- [Problem details]:
Set out each line from the following listing that includes the word "quand".

- [Extracted data]:
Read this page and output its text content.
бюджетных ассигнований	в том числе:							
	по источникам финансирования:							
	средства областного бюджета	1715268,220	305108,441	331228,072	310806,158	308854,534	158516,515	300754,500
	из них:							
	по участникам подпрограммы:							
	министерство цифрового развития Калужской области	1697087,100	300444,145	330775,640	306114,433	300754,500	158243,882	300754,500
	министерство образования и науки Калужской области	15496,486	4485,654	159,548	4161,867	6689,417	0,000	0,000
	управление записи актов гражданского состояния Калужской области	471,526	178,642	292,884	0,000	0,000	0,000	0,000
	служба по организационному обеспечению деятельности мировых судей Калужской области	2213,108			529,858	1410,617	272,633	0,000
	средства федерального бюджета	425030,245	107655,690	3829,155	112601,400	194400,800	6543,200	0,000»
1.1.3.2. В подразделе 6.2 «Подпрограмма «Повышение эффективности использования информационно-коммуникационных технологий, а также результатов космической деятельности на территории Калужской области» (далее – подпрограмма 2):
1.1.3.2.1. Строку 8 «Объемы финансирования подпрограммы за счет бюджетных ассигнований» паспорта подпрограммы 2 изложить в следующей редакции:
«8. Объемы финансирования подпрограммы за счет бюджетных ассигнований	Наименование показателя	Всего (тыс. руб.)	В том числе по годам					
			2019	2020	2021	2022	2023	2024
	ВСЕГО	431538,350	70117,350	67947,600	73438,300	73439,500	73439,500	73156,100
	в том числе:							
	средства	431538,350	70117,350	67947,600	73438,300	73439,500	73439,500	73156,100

* * *

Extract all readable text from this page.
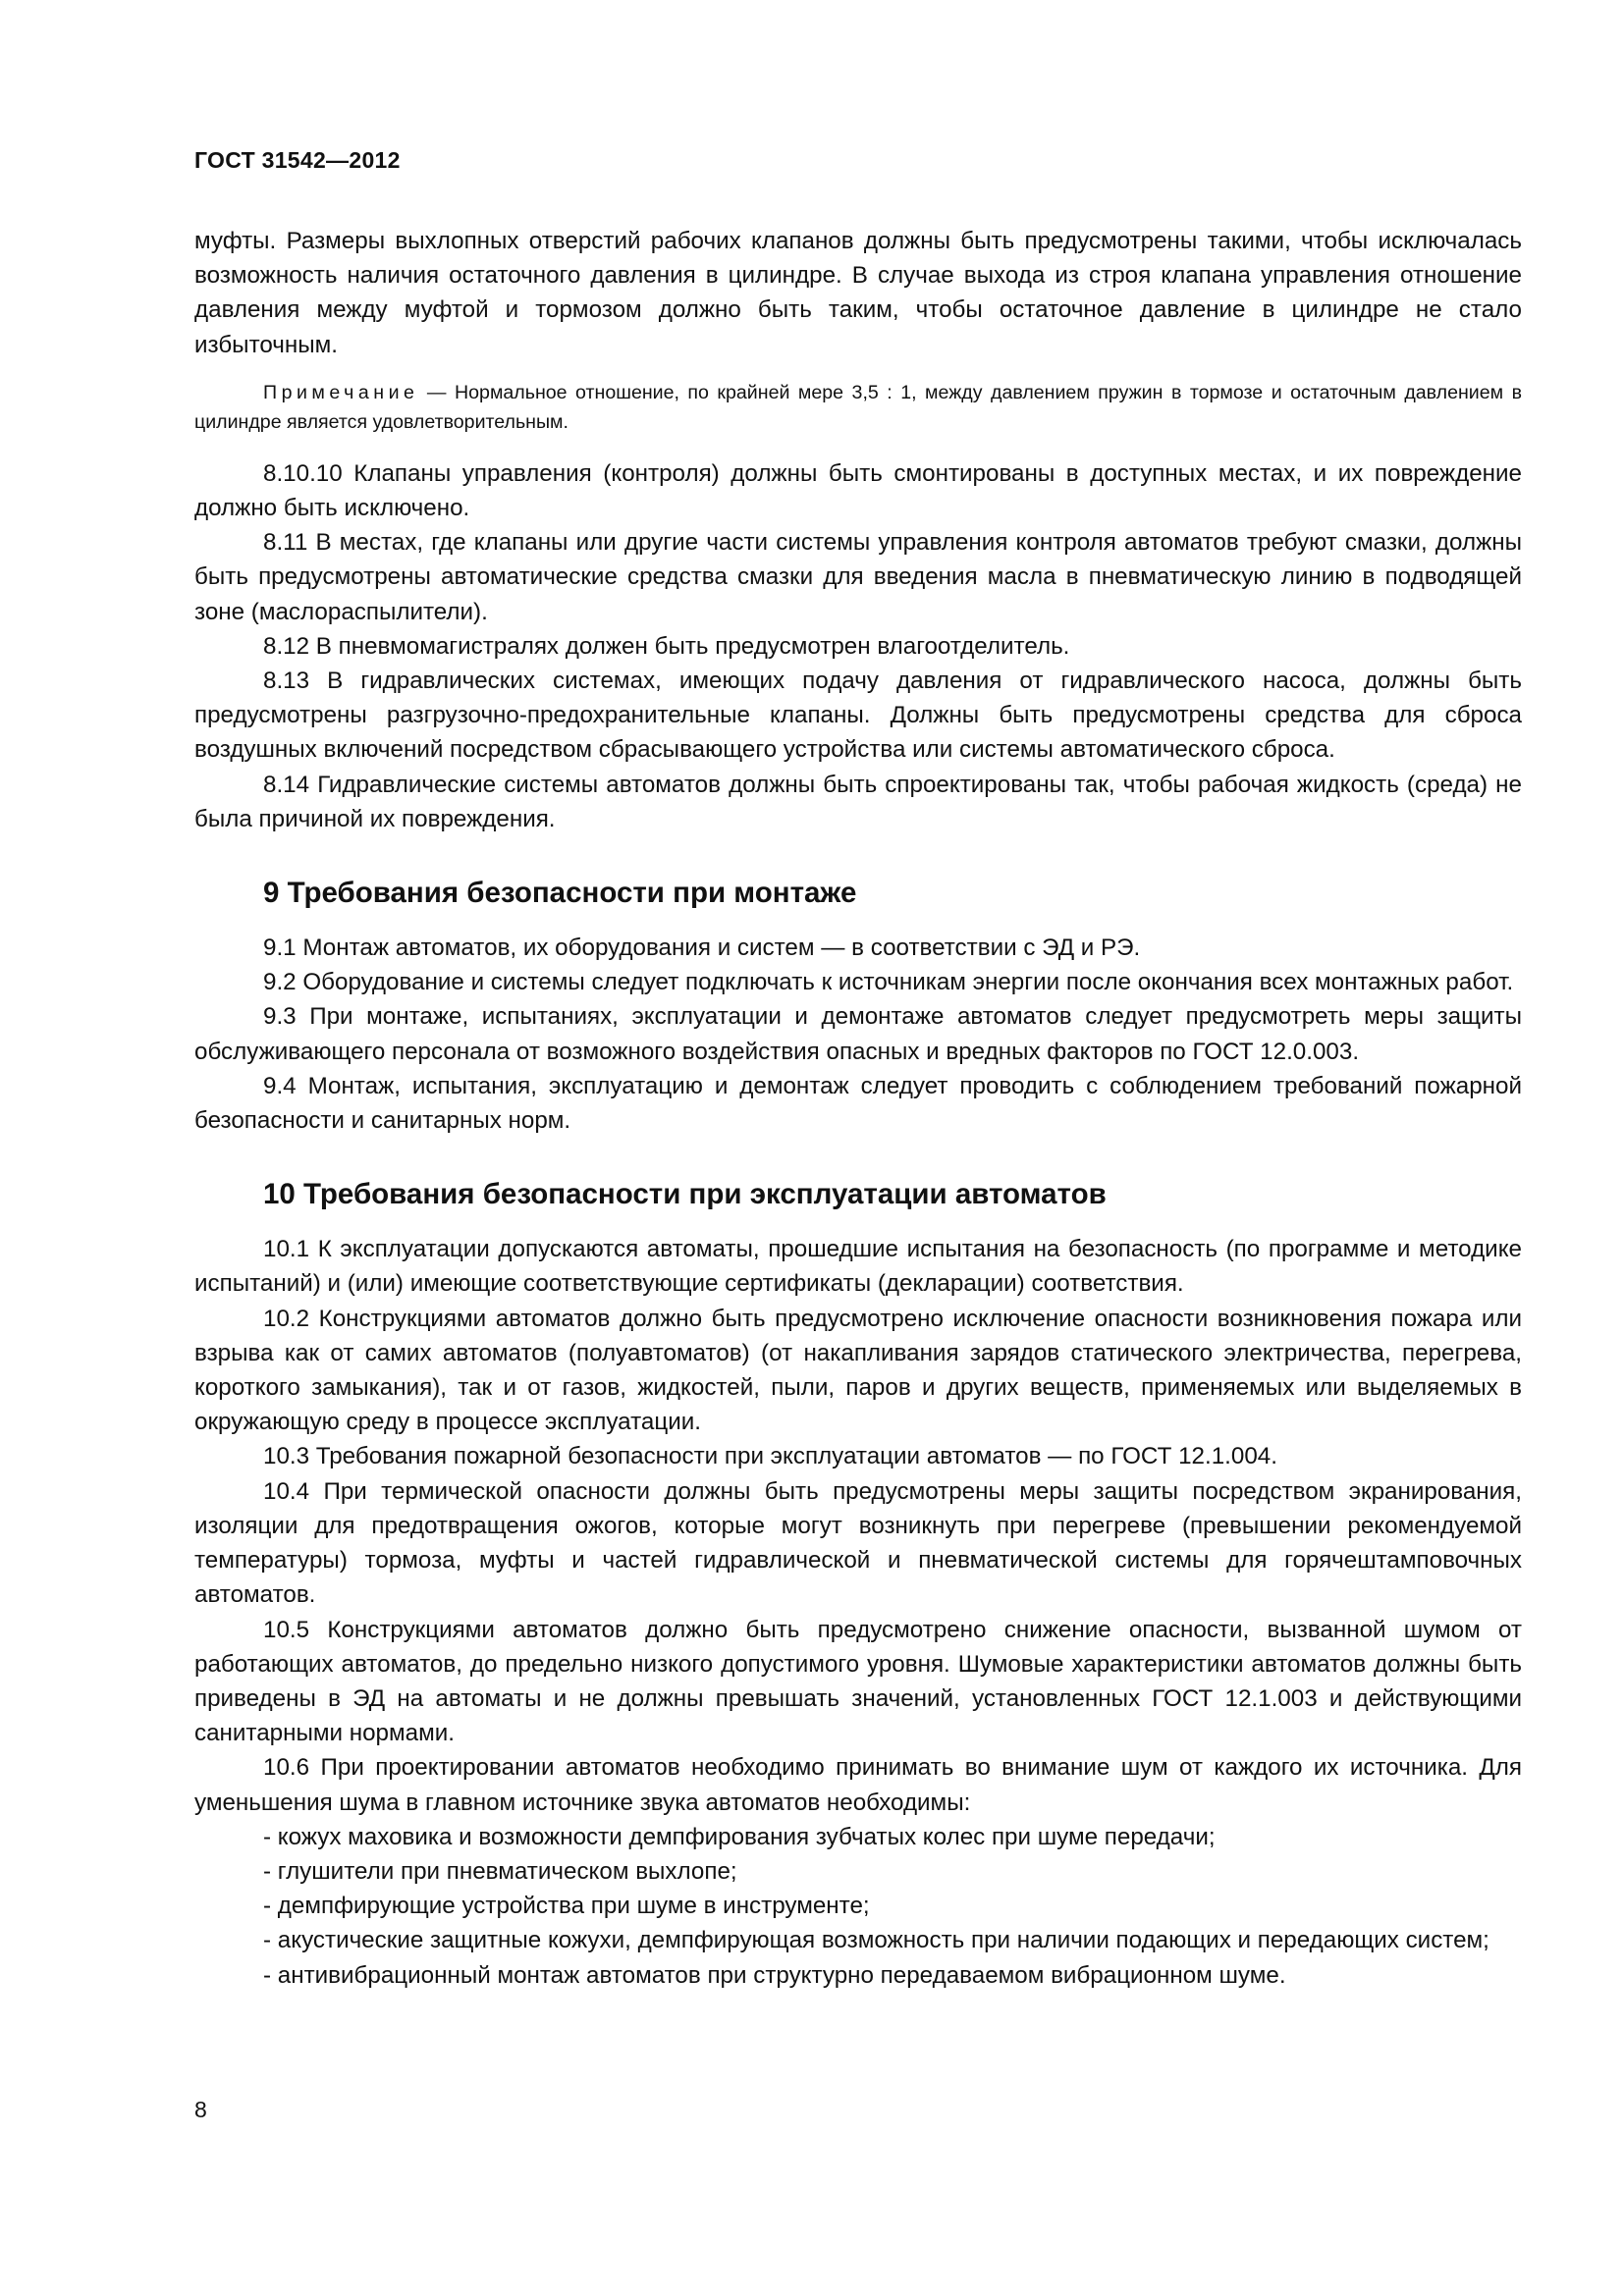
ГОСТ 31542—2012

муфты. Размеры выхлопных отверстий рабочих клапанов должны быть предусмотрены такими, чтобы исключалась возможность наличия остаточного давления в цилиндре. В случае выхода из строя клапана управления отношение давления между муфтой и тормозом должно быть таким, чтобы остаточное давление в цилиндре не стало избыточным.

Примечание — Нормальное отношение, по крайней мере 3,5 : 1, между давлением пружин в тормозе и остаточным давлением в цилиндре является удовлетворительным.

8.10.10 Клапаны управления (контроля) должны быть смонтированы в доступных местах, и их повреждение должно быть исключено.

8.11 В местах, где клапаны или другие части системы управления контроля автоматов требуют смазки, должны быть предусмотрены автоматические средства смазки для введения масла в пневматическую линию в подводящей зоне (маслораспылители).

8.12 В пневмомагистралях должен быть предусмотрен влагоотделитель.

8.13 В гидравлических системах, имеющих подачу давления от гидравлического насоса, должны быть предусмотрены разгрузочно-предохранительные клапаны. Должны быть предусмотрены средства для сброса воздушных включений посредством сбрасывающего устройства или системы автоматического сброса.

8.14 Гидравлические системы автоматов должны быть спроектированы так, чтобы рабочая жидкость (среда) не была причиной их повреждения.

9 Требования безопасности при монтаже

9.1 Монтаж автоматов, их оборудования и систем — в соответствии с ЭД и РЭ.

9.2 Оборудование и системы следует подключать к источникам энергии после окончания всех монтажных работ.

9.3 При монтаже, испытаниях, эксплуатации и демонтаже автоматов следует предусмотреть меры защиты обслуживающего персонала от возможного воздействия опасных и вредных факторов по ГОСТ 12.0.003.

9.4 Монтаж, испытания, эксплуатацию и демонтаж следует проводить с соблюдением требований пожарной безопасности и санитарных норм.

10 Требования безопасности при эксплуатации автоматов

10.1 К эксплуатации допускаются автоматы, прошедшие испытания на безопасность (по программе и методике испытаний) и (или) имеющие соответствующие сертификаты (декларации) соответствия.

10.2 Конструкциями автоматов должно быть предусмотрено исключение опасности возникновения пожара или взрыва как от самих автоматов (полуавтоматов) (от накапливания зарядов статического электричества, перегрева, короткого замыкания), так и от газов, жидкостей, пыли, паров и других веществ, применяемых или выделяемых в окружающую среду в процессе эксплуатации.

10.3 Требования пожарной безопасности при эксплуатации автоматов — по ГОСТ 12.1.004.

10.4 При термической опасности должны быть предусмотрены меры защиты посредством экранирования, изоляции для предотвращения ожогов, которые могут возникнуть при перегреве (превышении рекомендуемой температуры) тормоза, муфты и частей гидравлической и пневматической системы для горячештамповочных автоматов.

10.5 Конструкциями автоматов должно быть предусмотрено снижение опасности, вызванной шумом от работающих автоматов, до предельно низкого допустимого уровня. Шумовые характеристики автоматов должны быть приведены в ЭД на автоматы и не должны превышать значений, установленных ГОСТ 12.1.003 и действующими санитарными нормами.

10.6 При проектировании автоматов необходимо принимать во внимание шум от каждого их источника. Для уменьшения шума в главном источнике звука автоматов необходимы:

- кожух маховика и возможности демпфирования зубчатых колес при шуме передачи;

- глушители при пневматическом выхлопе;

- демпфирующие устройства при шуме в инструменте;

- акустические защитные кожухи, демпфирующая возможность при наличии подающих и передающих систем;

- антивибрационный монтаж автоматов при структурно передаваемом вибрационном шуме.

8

==

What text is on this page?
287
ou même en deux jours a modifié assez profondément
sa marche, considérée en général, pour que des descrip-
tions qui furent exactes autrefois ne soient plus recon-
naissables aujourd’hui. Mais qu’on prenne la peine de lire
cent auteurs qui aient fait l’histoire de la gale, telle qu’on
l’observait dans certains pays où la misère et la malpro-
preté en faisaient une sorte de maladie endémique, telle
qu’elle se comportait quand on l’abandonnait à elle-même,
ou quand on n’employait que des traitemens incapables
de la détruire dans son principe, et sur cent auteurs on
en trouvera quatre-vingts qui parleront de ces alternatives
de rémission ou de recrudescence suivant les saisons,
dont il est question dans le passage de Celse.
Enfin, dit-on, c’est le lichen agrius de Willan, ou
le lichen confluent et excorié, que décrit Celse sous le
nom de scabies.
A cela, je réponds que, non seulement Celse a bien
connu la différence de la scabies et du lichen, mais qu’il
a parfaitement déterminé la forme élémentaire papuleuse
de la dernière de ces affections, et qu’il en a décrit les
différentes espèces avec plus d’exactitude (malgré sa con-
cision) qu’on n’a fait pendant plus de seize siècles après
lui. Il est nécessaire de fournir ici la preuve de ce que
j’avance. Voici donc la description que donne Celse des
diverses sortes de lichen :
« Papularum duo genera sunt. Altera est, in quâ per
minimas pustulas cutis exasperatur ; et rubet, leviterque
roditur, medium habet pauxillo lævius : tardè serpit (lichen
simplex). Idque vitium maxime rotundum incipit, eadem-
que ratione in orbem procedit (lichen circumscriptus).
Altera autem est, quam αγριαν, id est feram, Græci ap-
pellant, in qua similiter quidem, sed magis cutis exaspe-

- [Final result]:
qu’elle se comportait quand on l’abandonnait à elle-même,
ou quand on n’employait que des traitemens incapables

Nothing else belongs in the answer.